(Excerpts from a figure dataset)
Start

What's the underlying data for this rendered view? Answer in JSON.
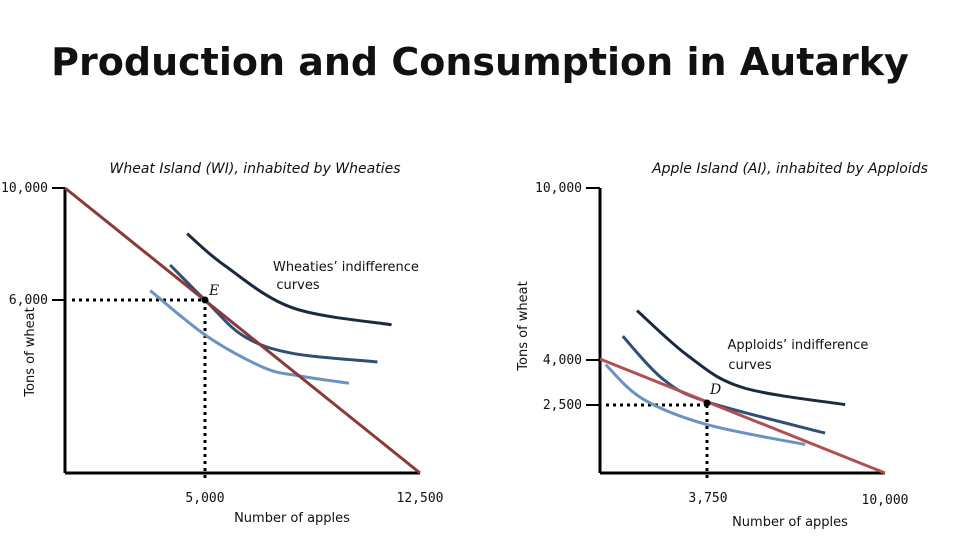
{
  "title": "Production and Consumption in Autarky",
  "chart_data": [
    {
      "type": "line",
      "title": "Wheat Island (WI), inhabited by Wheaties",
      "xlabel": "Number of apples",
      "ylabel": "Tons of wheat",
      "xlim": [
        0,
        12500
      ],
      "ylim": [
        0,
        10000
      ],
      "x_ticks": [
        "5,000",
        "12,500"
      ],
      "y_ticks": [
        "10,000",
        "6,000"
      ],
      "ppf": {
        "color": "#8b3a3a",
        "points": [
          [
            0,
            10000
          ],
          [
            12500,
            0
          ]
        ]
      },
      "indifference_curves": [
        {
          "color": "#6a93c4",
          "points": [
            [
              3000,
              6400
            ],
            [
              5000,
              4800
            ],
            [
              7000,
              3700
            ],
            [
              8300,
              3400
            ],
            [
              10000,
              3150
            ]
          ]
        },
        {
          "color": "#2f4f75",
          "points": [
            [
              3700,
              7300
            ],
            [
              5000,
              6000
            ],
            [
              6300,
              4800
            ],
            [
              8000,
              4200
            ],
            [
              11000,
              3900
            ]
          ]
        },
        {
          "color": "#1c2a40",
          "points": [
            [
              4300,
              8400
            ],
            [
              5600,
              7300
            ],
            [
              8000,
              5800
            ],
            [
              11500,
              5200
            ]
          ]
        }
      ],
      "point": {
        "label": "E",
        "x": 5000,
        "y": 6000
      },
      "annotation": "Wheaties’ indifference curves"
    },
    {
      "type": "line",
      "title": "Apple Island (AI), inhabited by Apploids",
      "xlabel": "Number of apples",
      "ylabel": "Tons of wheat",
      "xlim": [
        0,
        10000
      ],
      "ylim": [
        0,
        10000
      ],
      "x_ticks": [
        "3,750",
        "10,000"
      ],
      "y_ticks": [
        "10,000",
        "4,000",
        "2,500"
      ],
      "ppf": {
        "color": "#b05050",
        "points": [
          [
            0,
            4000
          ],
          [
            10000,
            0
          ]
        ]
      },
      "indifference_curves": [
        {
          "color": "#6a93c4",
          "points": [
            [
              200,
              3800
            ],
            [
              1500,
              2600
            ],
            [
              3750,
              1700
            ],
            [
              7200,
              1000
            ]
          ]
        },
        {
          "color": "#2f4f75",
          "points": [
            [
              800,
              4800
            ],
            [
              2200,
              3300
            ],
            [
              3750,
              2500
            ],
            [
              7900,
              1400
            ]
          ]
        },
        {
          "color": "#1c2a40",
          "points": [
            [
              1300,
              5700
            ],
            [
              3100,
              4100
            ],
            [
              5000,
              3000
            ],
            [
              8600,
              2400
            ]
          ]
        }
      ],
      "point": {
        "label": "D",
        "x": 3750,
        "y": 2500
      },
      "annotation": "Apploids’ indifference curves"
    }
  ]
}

End

• _Exercise aim_:
Report only the count of lines that include the string "Wheaties".

• _Result_:
2